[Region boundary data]
____________________

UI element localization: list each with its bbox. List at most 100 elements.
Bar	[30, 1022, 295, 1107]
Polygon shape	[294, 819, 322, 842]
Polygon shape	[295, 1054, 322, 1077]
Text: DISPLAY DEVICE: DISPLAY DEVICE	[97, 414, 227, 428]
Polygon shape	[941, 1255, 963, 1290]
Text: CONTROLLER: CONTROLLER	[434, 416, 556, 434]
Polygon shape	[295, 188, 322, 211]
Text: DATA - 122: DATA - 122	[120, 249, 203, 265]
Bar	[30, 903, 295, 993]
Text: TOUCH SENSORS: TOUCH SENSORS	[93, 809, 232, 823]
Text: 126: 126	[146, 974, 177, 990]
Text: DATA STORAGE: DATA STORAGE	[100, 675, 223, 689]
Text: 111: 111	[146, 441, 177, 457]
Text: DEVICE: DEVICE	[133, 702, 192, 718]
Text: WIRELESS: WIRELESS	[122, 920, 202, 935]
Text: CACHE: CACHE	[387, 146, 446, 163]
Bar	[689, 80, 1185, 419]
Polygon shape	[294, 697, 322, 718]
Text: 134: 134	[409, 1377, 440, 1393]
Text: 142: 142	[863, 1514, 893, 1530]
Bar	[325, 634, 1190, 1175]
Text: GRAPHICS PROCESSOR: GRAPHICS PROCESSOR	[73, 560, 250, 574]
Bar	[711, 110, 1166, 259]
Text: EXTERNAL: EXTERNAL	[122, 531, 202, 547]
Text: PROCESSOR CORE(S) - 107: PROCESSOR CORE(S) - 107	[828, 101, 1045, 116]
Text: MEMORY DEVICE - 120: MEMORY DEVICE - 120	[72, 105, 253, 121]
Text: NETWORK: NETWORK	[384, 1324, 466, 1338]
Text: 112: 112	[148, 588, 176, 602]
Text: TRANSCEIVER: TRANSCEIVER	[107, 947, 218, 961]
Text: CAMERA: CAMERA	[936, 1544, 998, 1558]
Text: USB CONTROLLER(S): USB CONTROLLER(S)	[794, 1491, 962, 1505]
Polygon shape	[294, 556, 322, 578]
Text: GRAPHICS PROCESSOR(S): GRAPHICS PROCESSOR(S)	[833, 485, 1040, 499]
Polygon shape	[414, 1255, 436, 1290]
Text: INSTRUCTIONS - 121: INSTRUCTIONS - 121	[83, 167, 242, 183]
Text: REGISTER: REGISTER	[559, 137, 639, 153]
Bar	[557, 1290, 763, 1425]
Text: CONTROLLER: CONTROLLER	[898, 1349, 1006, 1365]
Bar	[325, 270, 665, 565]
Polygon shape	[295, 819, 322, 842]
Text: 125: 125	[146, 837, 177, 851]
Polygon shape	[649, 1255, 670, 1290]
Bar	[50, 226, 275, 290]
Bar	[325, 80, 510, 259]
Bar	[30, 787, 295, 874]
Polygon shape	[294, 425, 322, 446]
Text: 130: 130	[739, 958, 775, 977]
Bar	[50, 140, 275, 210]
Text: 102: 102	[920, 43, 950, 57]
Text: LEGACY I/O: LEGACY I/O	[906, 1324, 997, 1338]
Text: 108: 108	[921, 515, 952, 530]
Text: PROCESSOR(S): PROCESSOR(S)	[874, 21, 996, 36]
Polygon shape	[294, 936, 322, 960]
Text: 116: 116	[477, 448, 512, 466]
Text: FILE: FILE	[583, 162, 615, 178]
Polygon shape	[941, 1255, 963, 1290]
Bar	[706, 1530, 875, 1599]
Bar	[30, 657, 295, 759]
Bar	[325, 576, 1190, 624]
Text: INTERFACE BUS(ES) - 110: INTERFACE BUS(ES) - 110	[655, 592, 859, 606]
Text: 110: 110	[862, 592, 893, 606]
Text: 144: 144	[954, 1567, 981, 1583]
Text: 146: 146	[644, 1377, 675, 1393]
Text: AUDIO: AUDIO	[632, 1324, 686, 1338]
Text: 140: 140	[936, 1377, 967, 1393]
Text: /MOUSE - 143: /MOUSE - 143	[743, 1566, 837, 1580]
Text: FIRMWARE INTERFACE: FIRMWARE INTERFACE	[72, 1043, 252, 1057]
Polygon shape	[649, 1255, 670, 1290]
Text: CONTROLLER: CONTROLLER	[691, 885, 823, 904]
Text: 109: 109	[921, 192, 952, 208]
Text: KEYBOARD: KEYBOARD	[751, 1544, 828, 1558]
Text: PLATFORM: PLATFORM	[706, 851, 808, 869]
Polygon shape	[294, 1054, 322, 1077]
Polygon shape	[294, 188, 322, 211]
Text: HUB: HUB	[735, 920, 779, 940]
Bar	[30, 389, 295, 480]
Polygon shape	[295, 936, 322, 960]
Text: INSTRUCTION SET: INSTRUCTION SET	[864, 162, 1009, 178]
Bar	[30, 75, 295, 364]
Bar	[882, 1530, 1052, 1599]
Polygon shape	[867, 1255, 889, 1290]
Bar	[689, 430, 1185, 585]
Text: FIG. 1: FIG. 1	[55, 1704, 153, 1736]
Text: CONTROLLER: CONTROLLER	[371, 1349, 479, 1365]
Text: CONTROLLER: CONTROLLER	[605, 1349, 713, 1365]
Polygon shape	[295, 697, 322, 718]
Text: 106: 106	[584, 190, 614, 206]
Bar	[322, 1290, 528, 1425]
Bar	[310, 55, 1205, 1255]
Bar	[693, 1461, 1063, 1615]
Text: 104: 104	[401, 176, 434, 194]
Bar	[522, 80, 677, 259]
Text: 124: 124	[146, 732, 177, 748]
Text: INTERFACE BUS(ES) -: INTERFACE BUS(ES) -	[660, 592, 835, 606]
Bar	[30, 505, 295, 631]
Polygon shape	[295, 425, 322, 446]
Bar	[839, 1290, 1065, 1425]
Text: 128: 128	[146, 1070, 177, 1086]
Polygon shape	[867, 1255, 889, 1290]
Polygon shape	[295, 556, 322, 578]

____________________

§ WORK INSTRUCTIONS: Copy out every line of the region boundary data above, word for word and in the same order.

§ CORRECT RESPONSE:
UI element localization: list each with its bbox. List at most 100 elements.
Bar	[30, 1022, 295, 1107]
Polygon shape	[294, 819, 322, 842]
Polygon shape	[295, 1054, 322, 1077]
Text: DISPLAY DEVICE: DISPLAY DEVICE	[97, 414, 227, 428]
Polygon shape	[941, 1255, 963, 1290]
Text: CONTROLLER: CONTROLLER	[434, 416, 556, 434]
Polygon shape	[295, 188, 322, 211]
Text: DATA - 122: DATA - 122	[120, 249, 203, 265]
Bar	[30, 903, 295, 993]
Text: TOUCH SENSORS: TOUCH SENSORS	[93, 809, 232, 823]
Text: 126: 126	[146, 974, 177, 990]
Text: DATA STORAGE: DATA STORAGE	[100, 675, 223, 689]
Text: 111: 111	[146, 441, 177, 457]
Text: DEVICE: DEVICE	[133, 702, 192, 718]
Text: WIRELESS: WIRELESS	[122, 920, 202, 935]
Text: CACHE: CACHE	[387, 146, 446, 163]
Bar	[689, 80, 1185, 419]
Polygon shape	[294, 697, 322, 718]
Text: 134: 134	[409, 1377, 440, 1393]
Text: 142: 142	[863, 1514, 893, 1530]
Bar	[325, 634, 1190, 1175]
Text: GRAPHICS PROCESSOR: GRAPHICS PROCESSOR	[73, 560, 250, 574]
Bar	[711, 110, 1166, 259]
Text: EXTERNAL: EXTERNAL	[122, 531, 202, 547]
Text: PROCESSOR CORE(S) - 107: PROCESSOR CORE(S) - 107	[828, 101, 1045, 116]
Text: MEMORY DEVICE - 120: MEMORY DEVICE - 120	[72, 105, 253, 121]
Text: NETWORK: NETWORK	[384, 1324, 466, 1338]
Text: 112: 112	[148, 588, 176, 602]
Text: TRANSCEIVER: TRANSCEIVER	[107, 947, 218, 961]
Text: CAMERA: CAMERA	[936, 1544, 998, 1558]
Text: USB CONTROLLER(S): USB CONTROLLER(S)	[794, 1491, 962, 1505]
Polygon shape	[294, 556, 322, 578]
Text: GRAPHICS PROCESSOR(S): GRAPHICS PROCESSOR(S)	[833, 485, 1040, 499]
Polygon shape	[414, 1255, 436, 1290]
Text: INSTRUCTIONS - 121: INSTRUCTIONS - 121	[83, 167, 242, 183]
Text: REGISTER: REGISTER	[559, 137, 639, 153]
Bar	[557, 1290, 763, 1425]
Text: CONTROLLER: CONTROLLER	[898, 1349, 1006, 1365]
Bar	[325, 270, 665, 565]
Polygon shape	[295, 819, 322, 842]
Text: 125: 125	[146, 837, 177, 851]
Polygon shape	[649, 1255, 670, 1290]
Bar	[50, 226, 275, 290]
Bar	[325, 80, 510, 259]
Bar	[30, 787, 295, 874]
Polygon shape	[294, 425, 322, 446]
Text: 130: 130	[739, 958, 775, 977]
Bar	[50, 140, 275, 210]
Text: 102: 102	[920, 43, 950, 57]
Text: LEGACY I/O: LEGACY I/O	[906, 1324, 997, 1338]
Text: 108: 108	[921, 515, 952, 530]
Text: PROCESSOR(S): PROCESSOR(S)	[874, 21, 996, 36]
Polygon shape	[294, 936, 322, 960]
Text: 116: 116	[477, 448, 512, 466]
Text: FILE: FILE	[583, 162, 615, 178]
Polygon shape	[941, 1255, 963, 1290]
Bar	[706, 1530, 875, 1599]
Bar	[30, 657, 295, 759]
Bar	[325, 576, 1190, 624]
Text: INTERFACE BUS(ES) - 110: INTERFACE BUS(ES) - 110	[655, 592, 859, 606]
Text: 110: 110	[862, 592, 893, 606]
Text: 144: 144	[954, 1567, 981, 1583]
Text: 146: 146	[644, 1377, 675, 1393]
Text: AUDIO: AUDIO	[632, 1324, 686, 1338]
Text: 140: 140	[936, 1377, 967, 1393]
Text: /MOUSE - 143: /MOUSE - 143	[743, 1566, 837, 1580]
Text: FIRMWARE INTERFACE: FIRMWARE INTERFACE	[72, 1043, 252, 1057]
Polygon shape	[649, 1255, 670, 1290]
Text: CONTROLLER: CONTROLLER	[691, 885, 823, 904]
Text: 109: 109	[921, 192, 952, 208]
Text: KEYBOARD: KEYBOARD	[751, 1544, 828, 1558]
Text: PLATFORM: PLATFORM	[706, 851, 808, 869]
Polygon shape	[294, 1054, 322, 1077]
Polygon shape	[294, 188, 322, 211]
Text: HUB: HUB	[735, 920, 779, 940]
Bar	[30, 389, 295, 480]
Polygon shape	[295, 936, 322, 960]
Text: INSTRUCTION SET: INSTRUCTION SET	[864, 162, 1009, 178]
Bar	[30, 75, 295, 364]
Bar	[882, 1530, 1052, 1599]
Polygon shape	[867, 1255, 889, 1290]
Bar	[689, 430, 1185, 585]
Text: FIG. 1: FIG. 1	[55, 1704, 153, 1736]
Text: CONTROLLER: CONTROLLER	[371, 1349, 479, 1365]
Text: CONTROLLER: CONTROLLER	[605, 1349, 713, 1365]
Polygon shape	[295, 697, 322, 718]
Text: 106: 106	[584, 190, 614, 206]
Bar	[322, 1290, 528, 1425]
Bar	[310, 55, 1205, 1255]
Bar	[693, 1461, 1063, 1615]
Text: 104: 104	[401, 176, 434, 194]
Bar	[522, 80, 677, 259]
Text: 124: 124	[146, 732, 177, 748]
Text: INTERFACE BUS(ES) -: INTERFACE BUS(ES) -	[660, 592, 835, 606]
Bar	[30, 505, 295, 631]
Polygon shape	[295, 425, 322, 446]
Bar	[839, 1290, 1065, 1425]
Text: 128: 128	[146, 1070, 177, 1086]
Polygon shape	[867, 1255, 889, 1290]
Polygon shape	[295, 556, 322, 578]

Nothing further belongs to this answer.